___ TEXT SECTION
(Bloomberg) -- “Bond vigilantes” are back in the saddle and riding high again having mostly been on hiatus since the early 1990s, according to the veteran economist credited with coining the term in the 1980s.

In a note titled “The Bond Vigilantes: They’re Baaaack!” Ed Yardeni said the huge amount of monetary and fiscal stimulus released during the pandemic has unleashed forces that haven’t been seen for decades, forcing central banks to respond with the massive policy tightening seen this year.

“Once the central banks were forced to stop their Great Financial Repression, the bond vigilantes were set loose,” wrote Yardeni, president and chief investment strategist of Yardeni Research Inc.

His comments came as the worst bond selloff in decades is seeing few signs of ending.

US Treasury yields surged on Monday, with poor demand for a two-year note auction triggering renewed selling that pushed key benchmarks higher by more than 20 basis points -- and sent the 10-year rate up by the most since the March 2020 Covid crash. Two-year US yields are up more than 3.5 percentage points this year, which would be the biggest annual surge on record in data going back to 1976. UK notes have lost a stunning 27% this year.
______
___ DATA EXCERPTS
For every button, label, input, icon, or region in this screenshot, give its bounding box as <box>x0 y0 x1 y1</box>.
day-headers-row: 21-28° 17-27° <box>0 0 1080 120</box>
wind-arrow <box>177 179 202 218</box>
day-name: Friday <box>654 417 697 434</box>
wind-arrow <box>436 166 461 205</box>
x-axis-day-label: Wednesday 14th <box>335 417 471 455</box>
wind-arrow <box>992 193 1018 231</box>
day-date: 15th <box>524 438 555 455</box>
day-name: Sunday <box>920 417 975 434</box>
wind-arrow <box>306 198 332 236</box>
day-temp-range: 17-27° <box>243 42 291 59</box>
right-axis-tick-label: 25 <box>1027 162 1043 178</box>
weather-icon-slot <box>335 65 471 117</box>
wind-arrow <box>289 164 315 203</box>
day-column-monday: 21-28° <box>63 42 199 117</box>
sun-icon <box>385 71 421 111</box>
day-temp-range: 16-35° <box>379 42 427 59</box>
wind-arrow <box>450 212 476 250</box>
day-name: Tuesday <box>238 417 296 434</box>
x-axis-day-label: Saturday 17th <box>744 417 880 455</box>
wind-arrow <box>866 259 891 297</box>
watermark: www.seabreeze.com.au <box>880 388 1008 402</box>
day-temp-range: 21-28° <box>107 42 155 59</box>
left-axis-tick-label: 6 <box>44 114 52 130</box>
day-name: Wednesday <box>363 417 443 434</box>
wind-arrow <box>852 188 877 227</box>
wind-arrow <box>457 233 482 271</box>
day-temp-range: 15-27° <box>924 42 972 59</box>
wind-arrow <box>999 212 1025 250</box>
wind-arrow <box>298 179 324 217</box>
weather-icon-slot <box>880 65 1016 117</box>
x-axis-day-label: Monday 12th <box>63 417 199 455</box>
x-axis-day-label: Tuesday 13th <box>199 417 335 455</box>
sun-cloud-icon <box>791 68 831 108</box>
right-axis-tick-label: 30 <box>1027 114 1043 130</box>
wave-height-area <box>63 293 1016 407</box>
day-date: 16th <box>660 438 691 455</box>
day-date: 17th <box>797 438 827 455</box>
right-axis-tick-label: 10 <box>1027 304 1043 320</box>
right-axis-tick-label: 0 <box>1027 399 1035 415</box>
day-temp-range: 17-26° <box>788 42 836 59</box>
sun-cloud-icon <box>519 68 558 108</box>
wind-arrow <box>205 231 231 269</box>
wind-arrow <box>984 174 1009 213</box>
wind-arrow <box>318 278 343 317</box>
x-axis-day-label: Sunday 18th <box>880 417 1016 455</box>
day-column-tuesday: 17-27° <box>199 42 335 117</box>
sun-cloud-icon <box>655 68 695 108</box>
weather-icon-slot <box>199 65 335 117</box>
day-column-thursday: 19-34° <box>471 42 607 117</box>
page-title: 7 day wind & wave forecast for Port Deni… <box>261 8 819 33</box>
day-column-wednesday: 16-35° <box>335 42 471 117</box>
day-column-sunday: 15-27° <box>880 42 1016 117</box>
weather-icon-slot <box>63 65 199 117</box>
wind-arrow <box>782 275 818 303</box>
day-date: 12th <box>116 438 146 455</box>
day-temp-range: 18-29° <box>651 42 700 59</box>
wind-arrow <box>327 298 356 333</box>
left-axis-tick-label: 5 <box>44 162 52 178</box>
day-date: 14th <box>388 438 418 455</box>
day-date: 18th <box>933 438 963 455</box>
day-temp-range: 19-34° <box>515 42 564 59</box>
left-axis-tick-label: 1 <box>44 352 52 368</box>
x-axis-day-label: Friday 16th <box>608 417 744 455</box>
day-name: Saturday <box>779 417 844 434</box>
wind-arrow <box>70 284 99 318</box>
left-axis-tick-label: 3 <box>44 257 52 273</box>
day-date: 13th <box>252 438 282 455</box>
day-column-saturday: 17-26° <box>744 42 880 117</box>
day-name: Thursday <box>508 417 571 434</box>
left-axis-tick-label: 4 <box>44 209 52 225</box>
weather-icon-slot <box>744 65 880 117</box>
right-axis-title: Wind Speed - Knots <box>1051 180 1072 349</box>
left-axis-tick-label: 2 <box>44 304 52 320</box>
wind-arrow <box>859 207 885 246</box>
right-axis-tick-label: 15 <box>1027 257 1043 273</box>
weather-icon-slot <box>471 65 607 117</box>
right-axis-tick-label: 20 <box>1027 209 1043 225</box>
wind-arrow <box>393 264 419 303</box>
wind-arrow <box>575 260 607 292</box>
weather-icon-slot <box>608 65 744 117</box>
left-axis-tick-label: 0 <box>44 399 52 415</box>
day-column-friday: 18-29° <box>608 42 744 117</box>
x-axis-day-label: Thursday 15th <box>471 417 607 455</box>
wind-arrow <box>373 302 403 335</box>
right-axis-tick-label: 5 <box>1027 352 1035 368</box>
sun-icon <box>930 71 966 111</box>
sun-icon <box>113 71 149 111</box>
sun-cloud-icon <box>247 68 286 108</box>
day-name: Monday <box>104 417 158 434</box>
______
* _WORK REQUIRED_
In one to three sentences, explain why, according to the text on bond vigilantes, Ed Yardeni says the bond vigilantes are back.

* _RESPONSE TO THE TASK_
Yardeni says the huge monetary and fiscal stimulus released during the pandemic unleashed forces not seen for decades. Those forces pushed central banks into the massive policy tightening seen this year. Once central banks had to stop their "Great Financial Repression," the bond vigilantes were set loose.